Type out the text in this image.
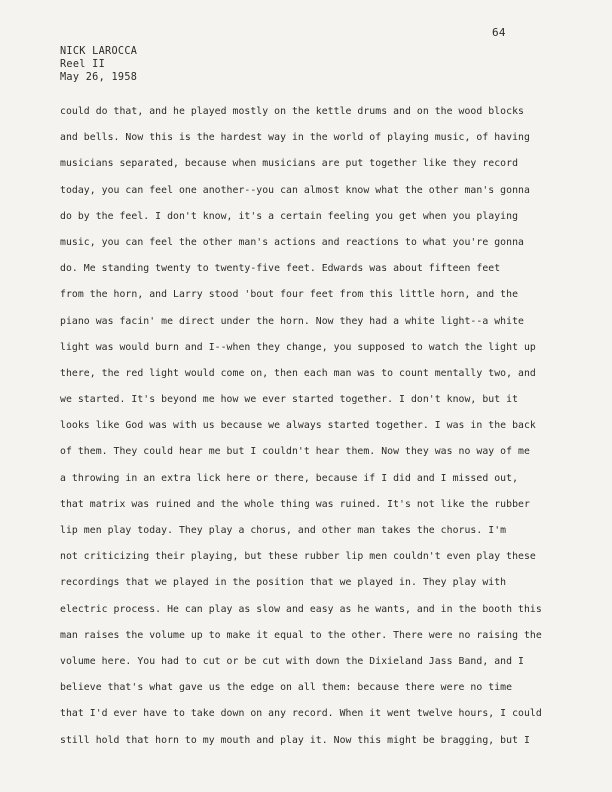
64
NICK LAROCCA
Reel II
May 26, 1958
could do that, and he played mostly on the kettle drums and on the wood blocks
and bells. Now this is the hardest way in the world of playing music, of having
musicians separated, because when musicians are put together like they record
today, you can feel one another--you can almost know what the other man's gonna
do by the feel. I don't know, it's a certain feeling you get when you playing
music, you can feel the other man's actions and reactions to what you're gonna
do. Me standing twenty to twenty-five feet. Edwards was about fifteen feet
from the horn, and Larry stood 'bout four feet from this little horn, and the
piano was facin' me direct under the horn. Now they had a white light--a white
light was would burn and I--when they change, you supposed to watch the light up
there, the red light would come on, then each man was to count mentally two, and
we started. It's beyond me how we ever started together. I don't know, but it
looks like God was with us because we always started together. I was in the back
of them. They could hear me but I couldn't hear them. Now they was no way of me
a throwing in an extra lick here or there, because if I did and I missed out,
that matrix was ruined and the whole thing was ruined. It's not like the rubber
lip men play today. They play a chorus, and other man takes the chorus. I'm
not criticizing their playing, but these rubber lip men couldn't even play these
recordings that we played in the position that we played in. They play with
electric process. He can play as slow and easy as he wants, and in the booth this
man raises the volume up to make it equal to the other. There were no raising the
volume here. You had to cut or be cut with down the Dixieland Jass Band, and I
believe that's what gave us the edge on all them: because there were no time
that I'd ever have to take down on any record. When it went twelve hours, I could
still hold that horn to my mouth and play it. Now this might be bragging, but I
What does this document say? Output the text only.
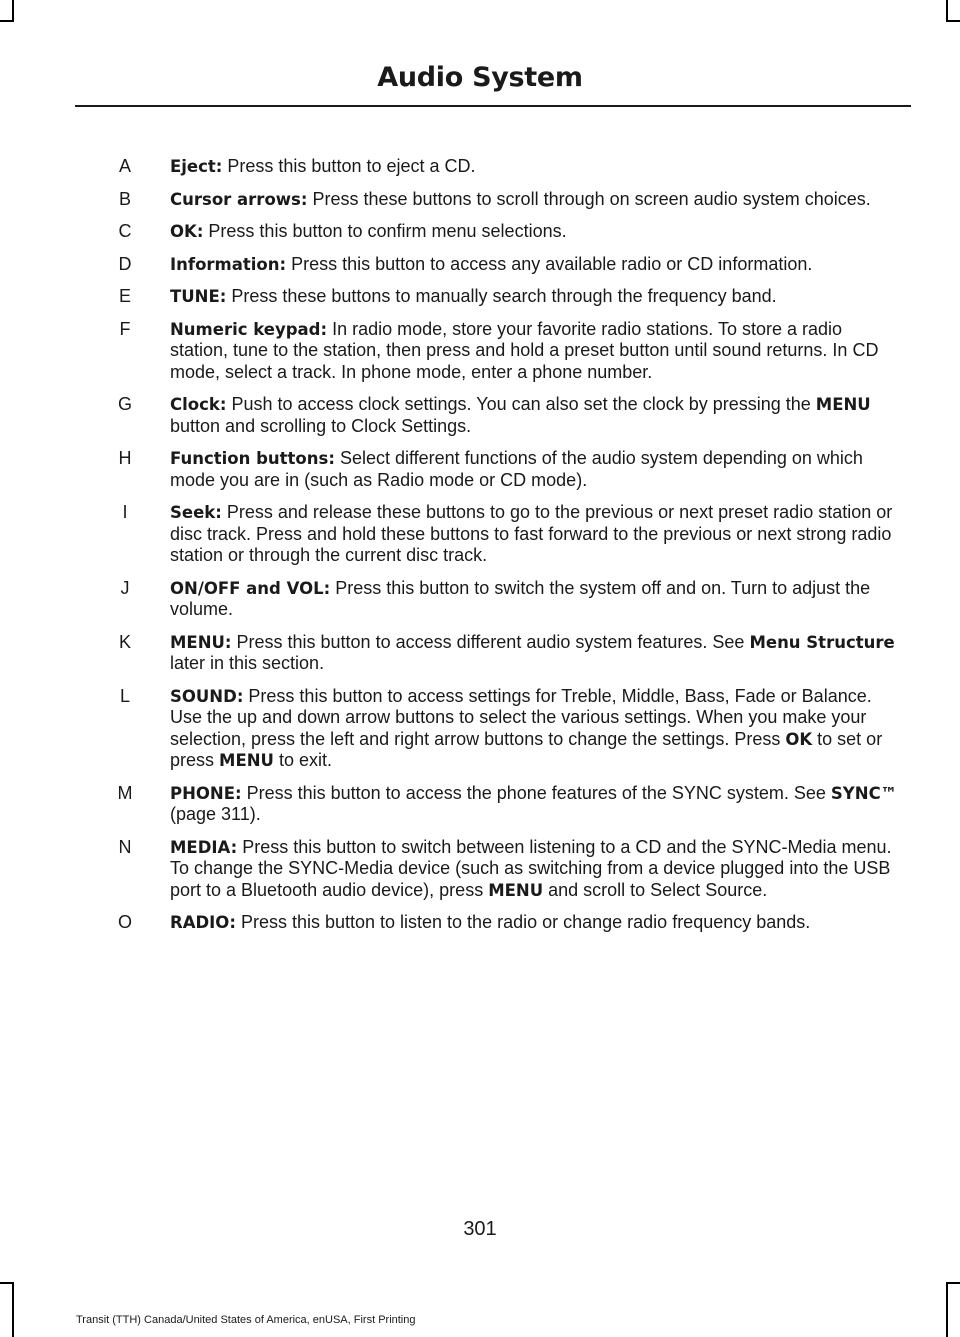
Audio System
A	Eject: Press this button to eject a CD.
B	Cursor arrows: Press these buttons to scroll through on screen audio system choices.
C	OK: Press this button to confirm menu selections.
D	Information: Press this button to access any available radio or CD information.
E	TUNE: Press these buttons to manually search through the frequency band.
F	Numeric keypad: In radio mode, store your favorite radio stations. To store a radio station, tune to the station, then press and hold a preset button until sound returns. In CD mode, select a track. In phone mode, enter a phone number.
G	Clock: Push to access clock settings. You can also set the clock by pressing the MENU button and scrolling to Clock Settings.
H	Function buttons: Select different functions of the audio system depending on which mode you are in (such as Radio mode or CD mode).
I	Seek: Press and release these buttons to go to the previous or next preset radio station or disc track. Press and hold these buttons to fast forward to the previous or next strong radio station or through the current disc track.
J	ON/OFF and VOL: Press this button to switch the system off and on. Turn to adjust the volume.
K	MENU: Press this button to access different audio system features. See Menu Structure later in this section.
L	SOUND: Press this button to access settings for Treble, Middle, Bass, Fade or Balance. Use the up and down arrow buttons to select the various settings. When you make your selection, press the left and right arrow buttons to change the settings. Press OK to set or press MENU to exit.
M PHONE: Press this button to access the phone features of the SYNC system. See SYNC™ (page 311).
N	MEDIA: Press this button to switch between listening to a CD and the SYNC-Media menu. To change the SYNC-Media device (such as switching from a device plugged into the USB port to a Bluetooth audio device), press MENU and scroll to Select Source.
O	RADIO: Press this button to listen to the radio or change radio frequency bands.
301
Transit (TTH) Canada/United States of America, enUSA, First Printing
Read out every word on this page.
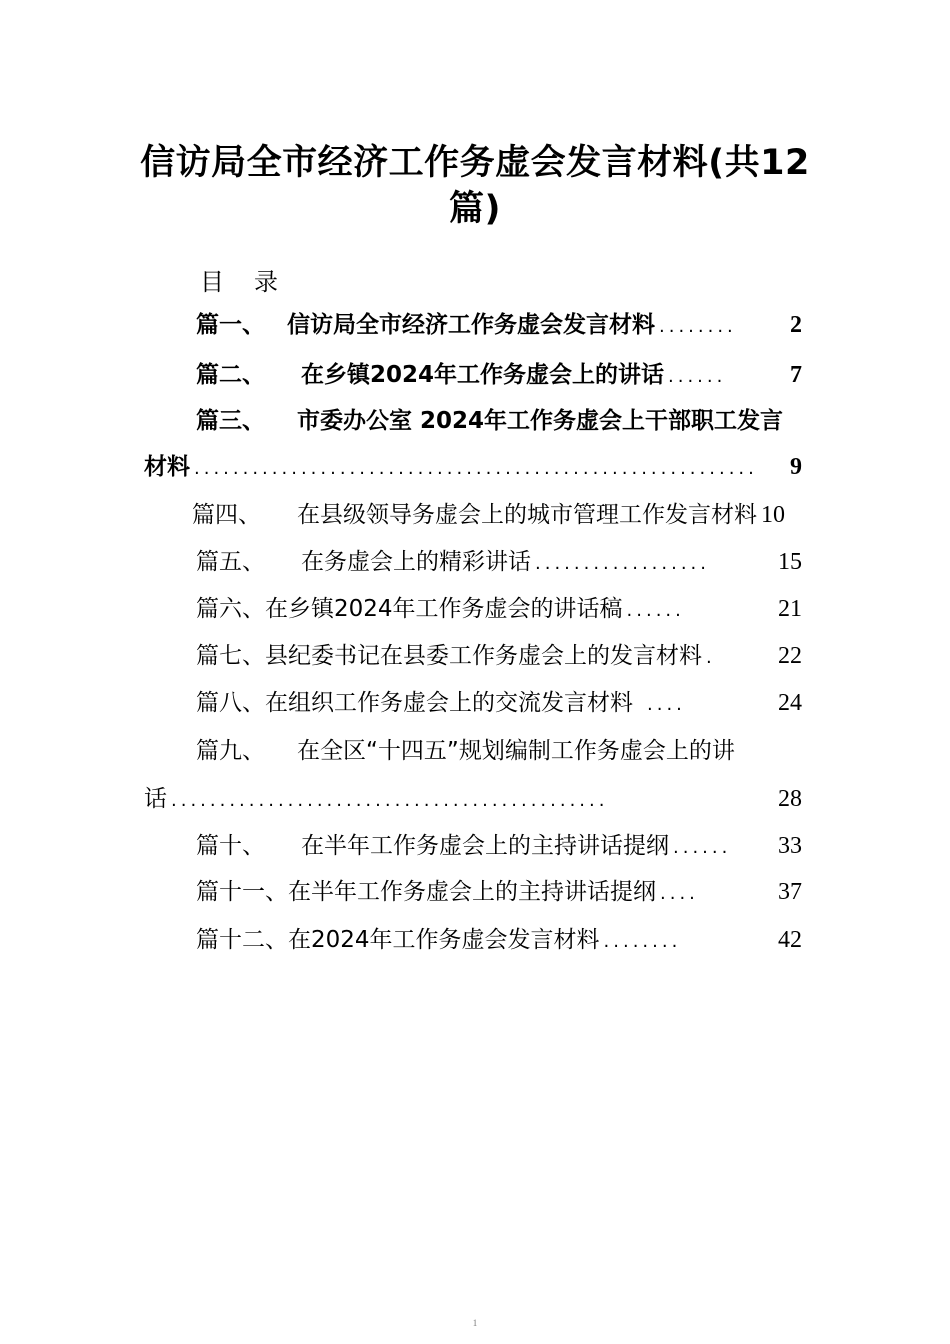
信访局全市经济工作务虚会发言材料(共12
篇)
目 录
篇一、 信访局全市经济工作务虚会发言材料 ........	2
篇二、 在乡镇2024年工作务虚会上的讲话 ......	7
篇三、 市委办公室 2024年工作务虚会上干部职工发言
材料 ..........................................................	9
篇四、 在县级领导务虚会上的城市管理工作发言材料 10
篇五、 在务虚会上的精彩讲话 ..................	15
篇六、 在乡镇2024年工作务虚会的讲话稿 ......	21
篇七、 县纪委书记在县委工作务虚会上的发言材料 .	22
篇八、 在组织工作务虚会上的交流发言材料 ....	24
篇九、 在全区“十四五”规划编制工作务虚会上的讲
话 .............................................	28
篇十、 在半年工作务虚会上的主持讲话提纲 ......	33
篇十一、 在半年工作务虚会上的主持讲话提纲 ....	37
篇十二、 在2024年工作务虚会发言材料 ........	42
1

+++

PROBLEM REQUIREMENTS: Print the listing above in full, exactly as written. Omit any pictures.

EXPECTED OUTPUT:
Type out the text in this image.
64
NICK LAROCCA
Reel II
May 26, 1958
could do that, and he played mostly on the kettle drums and on the wood blocks
and bells. Now this is the hardest way in the world of playing music, of having
musicians separated, because when musicians are put together like they record
today, you can feel one another--you can almost know what the other man's gonna
do by the feel. I don't know, it's a certain feeling you get when you playing
music, you can feel the other man's actions and reactions to what you're gonna
do. Me standing twenty to twenty-five feet. Edwards was about fifteen feet
from the horn, and Larry stood 'bout four feet from this little horn, and the
piano was facin' me direct under the horn. Now they had a white light--a white
light was would burn and I--when they change, you supposed to watch the light up
there, the red light would come on, then each man was to count mentally two, and
we started. It's beyond me how we ever started together. I don't know, but it
looks like God was with us because we always started together. I was in the back
of them. They could hear me but I couldn't hear them. Now they was no way of me
a throwing in an extra lick here or there, because if I did and I missed out,
that matrix was ruined and the whole thing was ruined. It's not like the rubber
lip men play today. They play a chorus, and other man takes the chorus. I'm
not criticizing their playing, but these rubber lip men couldn't even play these
recordings that we played in the position that we played in. They play with
electric process. He can play as slow and easy as he wants, and in the booth this
man raises the volume up to make it equal to the other. There were no raising the
volume here. You had to cut or be cut with down the Dixieland Jass Band, and I
believe that's what gave us the edge on all them: because there were no time
that I'd ever have to take down on any record. When it went twelve hours, I could
still hold that horn to my mouth and play it. Now this might be bragging, but I
What does this document say? Output the text only.
Audio System
A	Eject: Press this button to eject a CD.
B	Cursor arrows: Press these buttons to scroll through on screen audio system choices.
C	OK: Press this button to confirm menu selections.
D	Information: Press this button to access any available radio or CD information.
E	TUNE: Press these buttons to manually search through the frequency band.
F	Numeric keypad: In radio mode, store your favorite radio stations. To store a radio station, tune to the station, then press and hold a preset button until sound returns. In CD mode, select a track. In phone mode, enter a phone number.
G	Clock: Push to access clock settings. You can also set the clock by pressing the MENU button and scrolling to Clock Settings.
H	Function buttons: Select different functions of the audio system depending on which mode you are in (such as Radio mode or CD mode).
I	Seek: Press and release these buttons to go to the previous or next preset radio station or disc track. Press and hold these buttons to fast forward to the previous or next strong radio station or through the current disc track.
J	ON/OFF and VOL: Press this button to switch the system off and on. Turn to adjust the volume.
K	MENU: Press this button to access different audio system features. See Menu Structure later in this section.
L	SOUND: Press this button to access settings for Treble, Middle, Bass, Fade or Balance. Use the up and down arrow buttons to select the various settings. When you make your selection, press the left and right arrow buttons to change the settings. Press OK to set or press MENU to exit.
M PHONE: Press this button to access the phone features of the SYNC system. See SYNC™ (page 311).
N	MEDIA: Press this button to switch between listening to a CD and the SYNC-Media menu. To change the SYNC-Media device (such as switching from a device plugged into the USB port to a Bluetooth audio device), press MENU and scroll to Select Source.
O	RADIO: Press this button to listen to the radio or change radio frequency bands.
301
Transit (TTH) Canada/United States of America, enUSA, First Printing
Read out every word on this page.
信访局全市经济工作务虚会发言材料(共12
篇)
目 录
篇一、 信访局全市经济工作务虚会发言材料 ........	2
篇二、 在乡镇2024年工作务虚会上的讲话 ......	7
篇三、 市委办公室 2024年工作务虚会上干部职工发言
材料 ..........................................................	9
篇四、 在县级领导务虚会上的城市管理工作发言材料 10
篇五、 在务虚会上的精彩讲话 ..................	15
篇六、 在乡镇2024年工作务虚会的讲话稿 ......	21
篇七、 县纪委书记在县委工作务虚会上的发言材料 .	22
篇八、 在组织工作务虚会上的交流发言材料 ....	24
篇九、 在全区“十四五”规划编制工作务虚会上的讲
话 .............................................	28
篇十、 在半年工作务虚会上的主持讲话提纲 ......	33
篇十一、 在半年工作务虚会上的主持讲话提纲 ....	37
篇十二、 在2024年工作务虚会发言材料 ........	42
1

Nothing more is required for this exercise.